--- RECORDS SHOWN ---
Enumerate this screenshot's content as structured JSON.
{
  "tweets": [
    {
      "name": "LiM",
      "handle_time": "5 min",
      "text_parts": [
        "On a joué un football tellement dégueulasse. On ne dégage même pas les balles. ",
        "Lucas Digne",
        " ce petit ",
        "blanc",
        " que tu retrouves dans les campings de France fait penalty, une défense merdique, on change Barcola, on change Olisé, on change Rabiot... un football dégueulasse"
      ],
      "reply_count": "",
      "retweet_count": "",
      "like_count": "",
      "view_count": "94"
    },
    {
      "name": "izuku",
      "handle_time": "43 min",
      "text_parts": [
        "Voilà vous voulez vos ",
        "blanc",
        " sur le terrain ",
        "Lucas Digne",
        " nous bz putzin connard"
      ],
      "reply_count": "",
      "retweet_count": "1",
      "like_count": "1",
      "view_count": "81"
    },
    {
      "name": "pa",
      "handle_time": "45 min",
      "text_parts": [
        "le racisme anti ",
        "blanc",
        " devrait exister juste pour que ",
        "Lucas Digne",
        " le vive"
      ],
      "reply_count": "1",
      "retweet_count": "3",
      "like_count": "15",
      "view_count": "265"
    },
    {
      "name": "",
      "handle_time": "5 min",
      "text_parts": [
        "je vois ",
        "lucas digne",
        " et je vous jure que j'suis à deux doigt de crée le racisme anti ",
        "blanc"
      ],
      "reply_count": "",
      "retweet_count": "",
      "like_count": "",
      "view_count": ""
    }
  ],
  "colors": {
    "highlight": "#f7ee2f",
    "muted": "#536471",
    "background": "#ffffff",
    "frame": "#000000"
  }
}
---
**GIVEN TASK:**
Give the number of lines in the listing above that contain "football", and nothing else.

**RESULT:**
2